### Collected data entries
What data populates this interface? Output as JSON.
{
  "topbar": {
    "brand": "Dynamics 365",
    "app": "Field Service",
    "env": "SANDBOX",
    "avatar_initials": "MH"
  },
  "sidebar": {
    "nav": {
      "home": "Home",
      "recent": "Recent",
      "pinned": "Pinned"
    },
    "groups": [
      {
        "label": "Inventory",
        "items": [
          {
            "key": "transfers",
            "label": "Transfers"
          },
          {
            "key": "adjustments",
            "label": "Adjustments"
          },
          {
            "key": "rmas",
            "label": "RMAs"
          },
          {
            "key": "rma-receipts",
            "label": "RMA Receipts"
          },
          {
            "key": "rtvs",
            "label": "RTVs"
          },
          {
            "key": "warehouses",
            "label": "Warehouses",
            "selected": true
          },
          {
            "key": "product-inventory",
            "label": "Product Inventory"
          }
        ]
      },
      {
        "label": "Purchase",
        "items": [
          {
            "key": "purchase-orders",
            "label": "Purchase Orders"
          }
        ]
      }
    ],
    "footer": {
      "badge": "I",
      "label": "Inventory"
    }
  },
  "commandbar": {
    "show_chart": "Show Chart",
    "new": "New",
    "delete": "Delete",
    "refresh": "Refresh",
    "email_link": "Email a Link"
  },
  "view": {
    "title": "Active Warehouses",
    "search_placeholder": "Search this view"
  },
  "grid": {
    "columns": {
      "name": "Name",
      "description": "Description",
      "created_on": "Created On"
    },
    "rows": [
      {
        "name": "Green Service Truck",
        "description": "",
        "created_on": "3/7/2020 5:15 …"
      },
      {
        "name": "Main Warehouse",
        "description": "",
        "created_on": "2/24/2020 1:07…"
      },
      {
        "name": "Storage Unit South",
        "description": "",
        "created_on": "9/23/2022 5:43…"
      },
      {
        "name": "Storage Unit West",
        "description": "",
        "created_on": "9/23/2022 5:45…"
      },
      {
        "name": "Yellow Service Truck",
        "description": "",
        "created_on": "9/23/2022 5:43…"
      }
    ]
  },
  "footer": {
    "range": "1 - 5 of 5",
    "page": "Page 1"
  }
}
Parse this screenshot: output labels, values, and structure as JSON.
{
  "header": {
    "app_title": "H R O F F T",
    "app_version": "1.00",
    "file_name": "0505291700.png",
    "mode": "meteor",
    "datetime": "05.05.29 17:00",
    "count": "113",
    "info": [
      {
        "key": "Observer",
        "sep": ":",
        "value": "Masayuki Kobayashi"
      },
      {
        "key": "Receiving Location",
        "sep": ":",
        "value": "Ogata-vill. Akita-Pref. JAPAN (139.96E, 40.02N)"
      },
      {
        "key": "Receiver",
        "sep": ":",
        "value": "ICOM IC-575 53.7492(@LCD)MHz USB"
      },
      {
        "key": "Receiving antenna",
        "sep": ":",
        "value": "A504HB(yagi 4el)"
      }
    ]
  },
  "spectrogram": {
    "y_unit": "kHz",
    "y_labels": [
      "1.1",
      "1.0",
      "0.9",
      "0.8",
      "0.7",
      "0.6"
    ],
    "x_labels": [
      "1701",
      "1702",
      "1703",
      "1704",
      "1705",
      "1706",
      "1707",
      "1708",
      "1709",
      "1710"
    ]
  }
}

### THE REQUEST
Scan the lines above for "Truck", then copy every one that has it.

### ANSWER TO THE EXERCISE
        "name": "Green Service Truck",
        "name": "Yellow Service Truck",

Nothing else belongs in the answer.